*Work to be completed*: Transcribe every entry below word for word, but skip the pictures.
───── Data extract
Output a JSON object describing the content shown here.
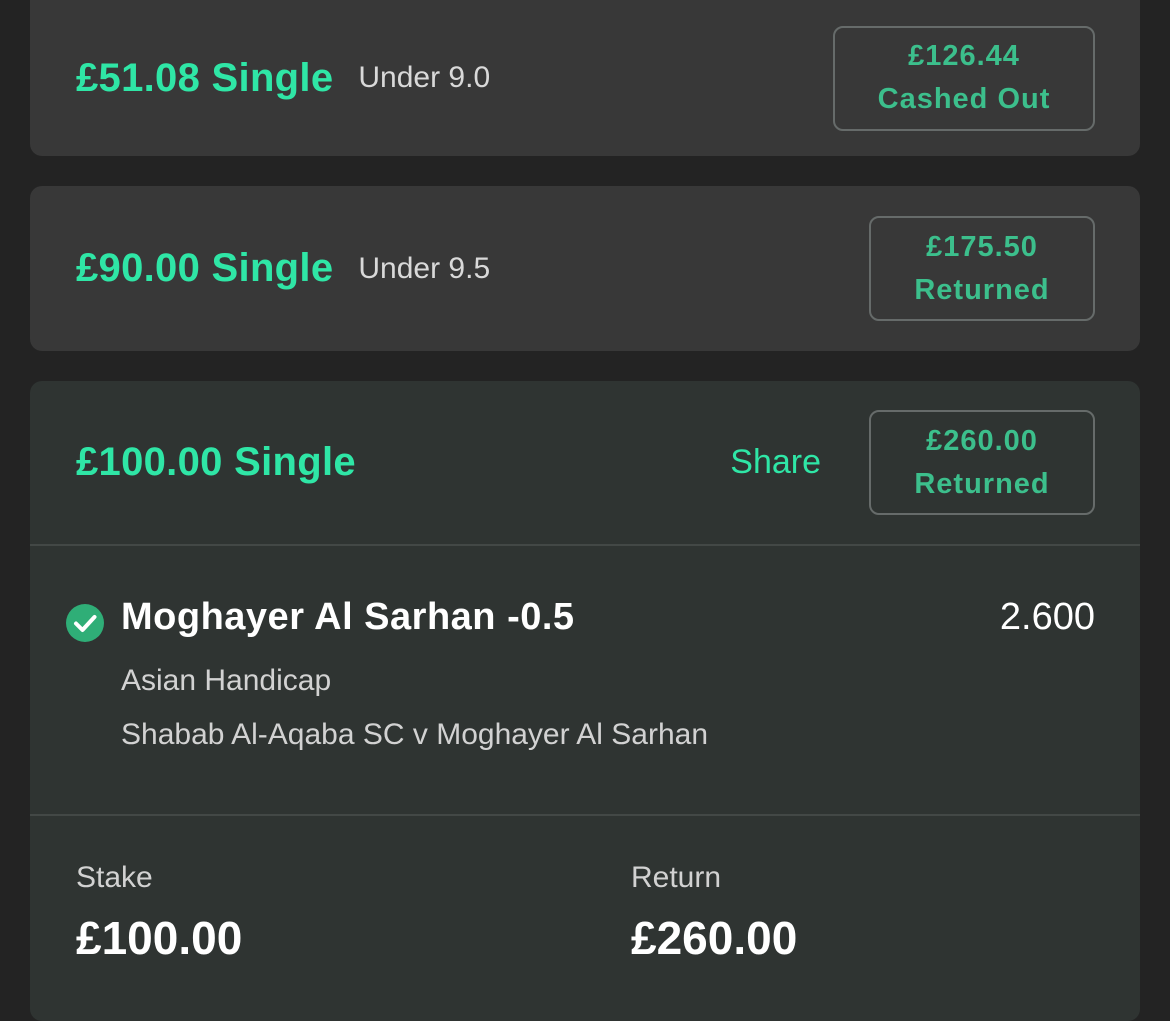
{
  "bets": [
    {
      "title": "£51.08 Single",
      "subtitle": "Under 9.0",
      "status_amount": "£126.44",
      "status_label": "Cashed Out"
    },
    {
      "title": "£90.00 Single",
      "subtitle": "Under 9.5",
      "status_amount": "£175.50",
      "status_label": "Returned"
    },
    {
      "title": "£100.00 Single",
      "share_label": "Share",
      "status_amount": "£260.00",
      "status_label": "Returned",
      "selection": {
        "name": "Moghayer Al Sarhan -0.5",
        "odds": "2.600",
        "market": "Asian Handicap",
        "event": "Shabab Al-Aqaba SC v Moghayer Al Sarhan",
        "result_icon": "check-circle-icon"
      },
      "stake_label": "Stake",
      "stake_value": "£100.00",
      "return_label": "Return",
      "return_value": "£260.00"
    }
  ],
  "colors": {
    "page_background": "#232323",
    "card_background": "#383838",
    "expanded_card_background": "#2f3432",
    "accent_green": "#2fe6a6",
    "status_green": "#3cbf8c",
    "check_green": "#2fae77"
  }
}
──────────
*Task response*:
Output a JSON object describing the content shown here.
{
  "bets": [
    {
      "title": "£51.08 Single",
      "subtitle": "Under 9.0",
      "status_amount": "£126.44",
      "status_label": "Cashed Out"
    },
    {
      "title": "£90.00 Single",
      "subtitle": "Under 9.5",
      "status_amount": "£175.50",
      "status_label": "Returned"
    },
    {
      "title": "£100.00 Single",
      "share_label": "Share",
      "status_amount": "£260.00",
      "status_label": "Returned",
      "selection": {
        "name": "Moghayer Al Sarhan -0.5",
        "odds": "2.600",
        "market": "Asian Handicap",
        "event": "Shabab Al-Aqaba SC v Moghayer Al Sarhan",
        "result_icon": "check-circle-icon"
      },
      "stake_label": "Stake",
      "stake_value": "£100.00",
      "return_label": "Return",
      "return_value": "£260.00"
    }
  ],
  "colors": {
    "page_background": "#232323",
    "card_background": "#383838",
    "expanded_card_background": "#2f3432",
    "accent_green": "#2fe6a6",
    "status_green": "#3cbf8c",
    "check_green": "#2fae77"
  }
}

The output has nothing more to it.